# Task directions
Reproduce the lines of the records below, from the start of the records through the line that contains "graph-b-atc-label: ATC bbox=[644, 1020, 701, 1053]", with both ends included.

(Saved data entries)

<<<<

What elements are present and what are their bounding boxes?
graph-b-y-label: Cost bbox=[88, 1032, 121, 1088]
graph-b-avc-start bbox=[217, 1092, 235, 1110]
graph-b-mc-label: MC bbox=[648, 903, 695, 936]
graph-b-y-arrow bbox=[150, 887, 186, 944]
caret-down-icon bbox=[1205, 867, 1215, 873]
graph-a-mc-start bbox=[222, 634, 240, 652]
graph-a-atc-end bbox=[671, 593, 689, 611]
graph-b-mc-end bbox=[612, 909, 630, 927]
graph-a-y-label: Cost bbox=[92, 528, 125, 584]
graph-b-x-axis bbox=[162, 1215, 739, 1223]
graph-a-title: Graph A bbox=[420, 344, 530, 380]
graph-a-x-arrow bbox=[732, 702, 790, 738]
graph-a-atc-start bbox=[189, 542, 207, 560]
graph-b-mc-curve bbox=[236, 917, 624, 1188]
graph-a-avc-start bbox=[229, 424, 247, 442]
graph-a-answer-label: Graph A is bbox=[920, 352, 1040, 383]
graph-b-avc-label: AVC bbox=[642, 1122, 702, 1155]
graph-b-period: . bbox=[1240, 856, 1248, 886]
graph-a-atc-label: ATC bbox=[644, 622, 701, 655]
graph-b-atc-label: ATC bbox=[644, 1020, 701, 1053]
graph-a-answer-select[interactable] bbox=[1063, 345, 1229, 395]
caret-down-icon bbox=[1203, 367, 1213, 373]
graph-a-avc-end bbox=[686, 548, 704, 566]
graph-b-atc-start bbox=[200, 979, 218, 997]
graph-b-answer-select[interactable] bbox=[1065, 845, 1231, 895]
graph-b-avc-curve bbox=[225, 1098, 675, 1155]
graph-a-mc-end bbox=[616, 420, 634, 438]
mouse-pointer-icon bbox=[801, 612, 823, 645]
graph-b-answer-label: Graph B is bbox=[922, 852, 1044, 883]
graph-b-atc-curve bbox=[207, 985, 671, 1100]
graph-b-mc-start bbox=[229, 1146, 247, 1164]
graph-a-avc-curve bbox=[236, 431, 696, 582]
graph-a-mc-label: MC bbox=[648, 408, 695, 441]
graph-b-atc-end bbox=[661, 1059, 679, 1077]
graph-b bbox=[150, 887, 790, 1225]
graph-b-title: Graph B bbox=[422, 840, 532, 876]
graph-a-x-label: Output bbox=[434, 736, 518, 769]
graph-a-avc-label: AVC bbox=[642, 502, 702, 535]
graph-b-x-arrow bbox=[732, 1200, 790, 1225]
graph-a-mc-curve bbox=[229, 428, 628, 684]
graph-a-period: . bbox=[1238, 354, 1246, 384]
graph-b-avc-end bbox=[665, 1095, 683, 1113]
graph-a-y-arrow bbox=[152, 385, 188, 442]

>>>>

# Solution to the exercise
What elements are present and what are their bounding boxes?
graph-b-y-label: Cost bbox=[88, 1032, 121, 1088]
graph-b-avc-start bbox=[217, 1092, 235, 1110]
graph-b-mc-label: MC bbox=[648, 903, 695, 936]
graph-b-y-arrow bbox=[150, 887, 186, 944]
caret-down-icon bbox=[1205, 867, 1215, 873]
graph-a-mc-start bbox=[222, 634, 240, 652]
graph-a-atc-end bbox=[671, 593, 689, 611]
graph-b-mc-end bbox=[612, 909, 630, 927]
graph-a-y-label: Cost bbox=[92, 528, 125, 584]
graph-b-x-axis bbox=[162, 1215, 739, 1223]
graph-a-title: Graph A bbox=[420, 344, 530, 380]
graph-a-x-arrow bbox=[732, 702, 790, 738]
graph-a-atc-start bbox=[189, 542, 207, 560]
graph-b-mc-curve bbox=[236, 917, 624, 1188]
graph-a-avc-start bbox=[229, 424, 247, 442]
graph-a-answer-label: Graph A is bbox=[920, 352, 1040, 383]
graph-b-avc-label: AVC bbox=[642, 1122, 702, 1155]
graph-b-period: . bbox=[1240, 856, 1248, 886]
graph-a-atc-label: ATC bbox=[644, 622, 701, 655]
graph-b-atc-label: ATC bbox=[644, 1020, 701, 1053]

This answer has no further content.